● **DATA TO PROCESS**:
· · · ·

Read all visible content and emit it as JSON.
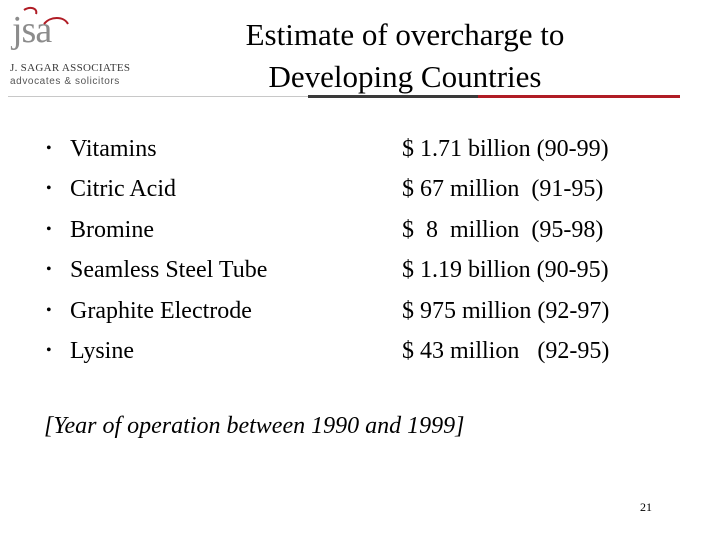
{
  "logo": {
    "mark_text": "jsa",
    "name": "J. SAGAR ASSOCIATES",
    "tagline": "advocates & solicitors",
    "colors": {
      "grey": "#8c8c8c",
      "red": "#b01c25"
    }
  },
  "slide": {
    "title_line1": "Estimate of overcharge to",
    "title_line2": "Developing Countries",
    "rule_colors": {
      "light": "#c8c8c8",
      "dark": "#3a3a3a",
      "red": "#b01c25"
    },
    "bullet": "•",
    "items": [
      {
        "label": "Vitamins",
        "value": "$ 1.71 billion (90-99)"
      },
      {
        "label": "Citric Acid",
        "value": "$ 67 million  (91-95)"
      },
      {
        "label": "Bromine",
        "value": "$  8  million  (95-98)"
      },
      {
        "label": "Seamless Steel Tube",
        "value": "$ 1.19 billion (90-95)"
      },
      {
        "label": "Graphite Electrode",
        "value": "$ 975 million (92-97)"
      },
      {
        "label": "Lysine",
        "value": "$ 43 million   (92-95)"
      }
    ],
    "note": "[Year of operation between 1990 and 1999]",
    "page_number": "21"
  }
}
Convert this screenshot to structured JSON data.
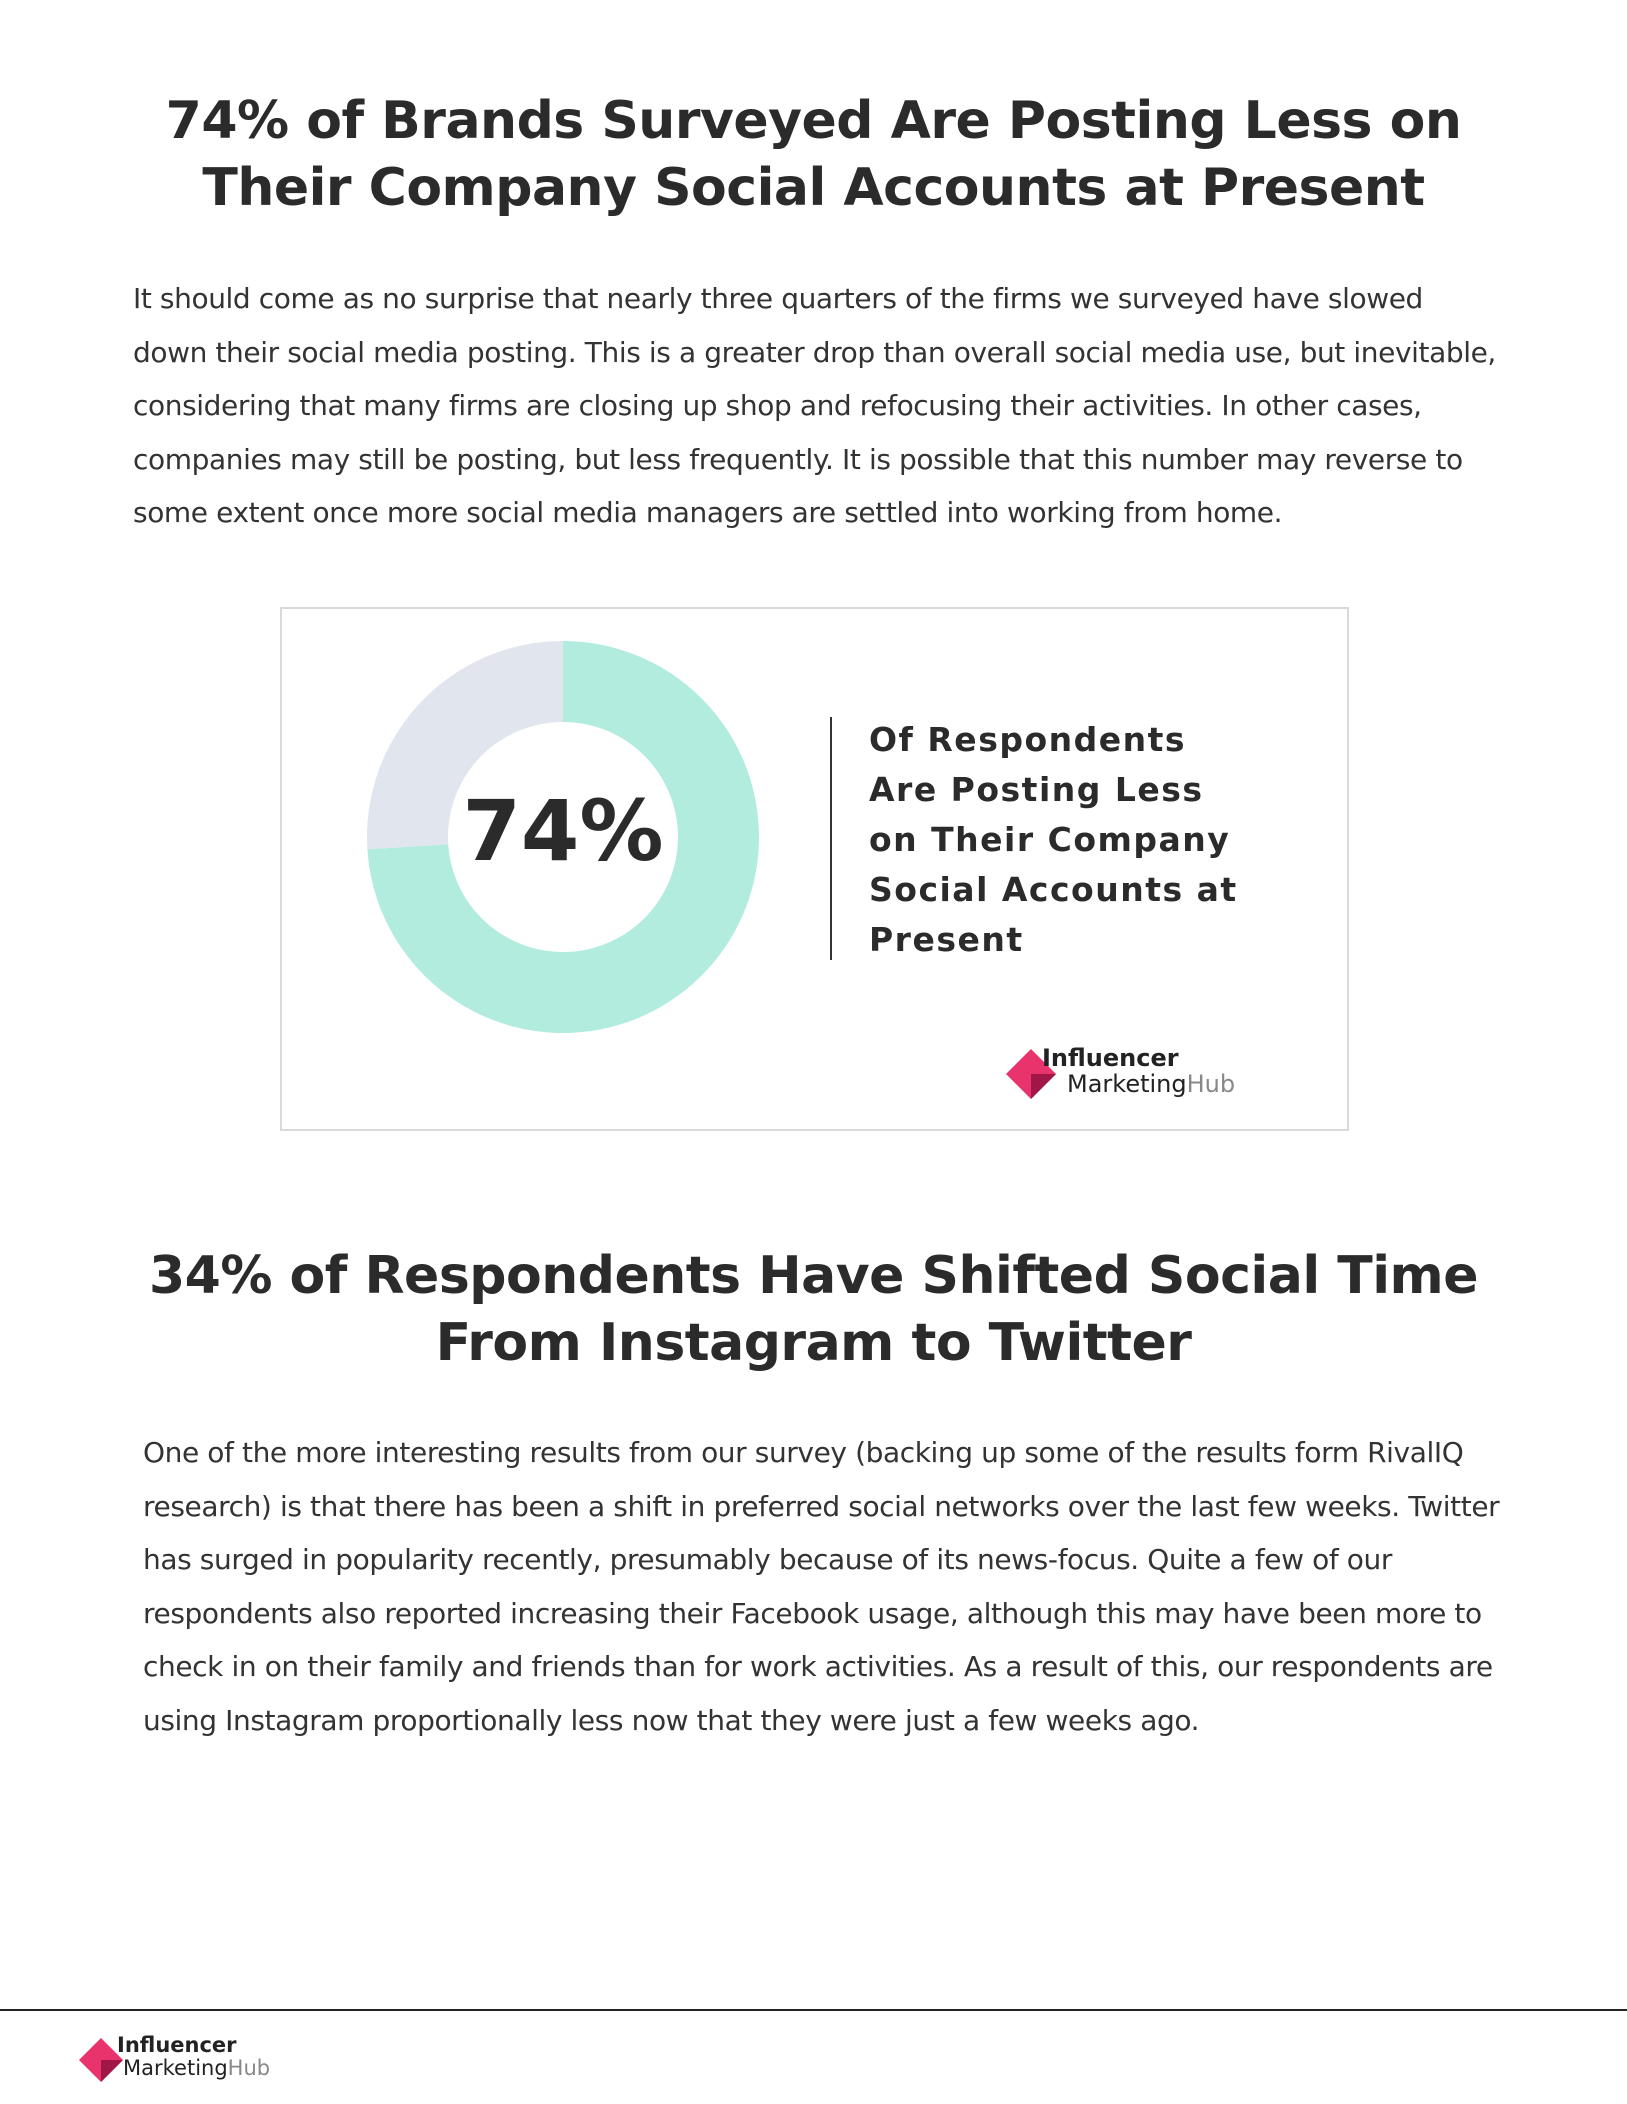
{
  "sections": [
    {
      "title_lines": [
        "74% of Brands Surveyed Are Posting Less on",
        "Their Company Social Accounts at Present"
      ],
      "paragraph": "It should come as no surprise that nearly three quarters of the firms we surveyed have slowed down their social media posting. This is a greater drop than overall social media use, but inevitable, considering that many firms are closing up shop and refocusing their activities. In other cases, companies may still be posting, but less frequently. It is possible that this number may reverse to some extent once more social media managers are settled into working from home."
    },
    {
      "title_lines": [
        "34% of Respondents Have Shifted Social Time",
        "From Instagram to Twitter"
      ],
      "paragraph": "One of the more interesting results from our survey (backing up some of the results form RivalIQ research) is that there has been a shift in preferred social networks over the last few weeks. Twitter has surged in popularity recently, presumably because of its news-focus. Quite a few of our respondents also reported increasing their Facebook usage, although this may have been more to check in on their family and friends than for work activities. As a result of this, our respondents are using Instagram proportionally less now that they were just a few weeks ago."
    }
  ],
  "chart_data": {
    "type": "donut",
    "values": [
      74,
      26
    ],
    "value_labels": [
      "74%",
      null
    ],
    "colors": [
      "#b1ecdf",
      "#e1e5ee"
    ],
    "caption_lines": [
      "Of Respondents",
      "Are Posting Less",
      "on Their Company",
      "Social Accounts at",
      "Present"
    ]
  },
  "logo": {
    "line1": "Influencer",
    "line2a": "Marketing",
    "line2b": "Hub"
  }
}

· · · ·

All the records need to be repeated exactly, with the images dropped.

Read all visible content and emit it as JSON.
{
  "logo": {
    "mark_text": "jsa",
    "name": "J. SAGAR ASSOCIATES",
    "tagline": "advocates & solicitors",
    "colors": {
      "grey": "#8c8c8c",
      "red": "#b01c25"
    }
  },
  "slide": {
    "title_line1": "Estimate of overcharge to",
    "title_line2": "Developing Countries",
    "rule_colors": {
      "light": "#c8c8c8",
      "dark": "#3a3a3a",
      "red": "#b01c25"
    },
    "bullet": "•",
    "items": [
      {
        "label": "Vitamins",
        "value": "$ 1.71 billion (90-99)"
      },
      {
        "label": "Citric Acid",
        "value": "$ 67 million  (91-95)"
      },
      {
        "label": "Bromine",
        "value": "$  8  million  (95-98)"
      },
      {
        "label": "Seamless Steel Tube",
        "value": "$ 1.19 billion (90-95)"
      },
      {
        "label": "Graphite Electrode",
        "value": "$ 975 million (92-97)"
      },
      {
        "label": "Lysine",
        "value": "$ 43 million   (92-95)"
      }
    ],
    "note": "[Year of operation between 1990 and 1999]",
    "page_number": "21"
  }
}
Convert this screenshot to structured JSON data.
{
  "sections": [
    {
      "title_lines": [
        "74% of Brands Surveyed Are Posting Less on",
        "Their Company Social Accounts at Present"
      ],
      "paragraph": "It should come as no surprise that nearly three quarters of the firms we surveyed have slowed down their social media posting. This is a greater drop than overall social media use, but inevitable, considering that many firms are closing up shop and refocusing their activities. In other cases, companies may still be posting, but less frequently. It is possible that this number may reverse to some extent once more social media managers are settled into working from home."
    },
    {
      "title_lines": [
        "34% of Respondents Have Shifted Social Time",
        "From Instagram to Twitter"
      ],
      "paragraph": "One of the more interesting results from our survey (backing up some of the results form RivalIQ research) is that there has been a shift in preferred social networks over the last few weeks. Twitter has surged in popularity recently, presumably because of its news-focus. Quite a few of our respondents also reported increasing their Facebook usage, although this may have been more to check in on their family and friends than for work activities. As a result of this, our respondents are using Instagram proportionally less now that they were just a few weeks ago."
    }
  ],
  "chart_data": {
    "type": "donut",
    "values": [
      74,
      26
    ],
    "value_labels": [
      "74%",
      null
    ],
    "colors": [
      "#b1ecdf",
      "#e1e5ee"
    ],
    "caption_lines": [
      "Of Respondents",
      "Are Posting Less",
      "on Their Company",
      "Social Accounts at",
      "Present"
    ]
  },
  "logo": {
    "line1": "Influencer",
    "line2a": "Marketing",
    "line2b": "Hub"
  }
}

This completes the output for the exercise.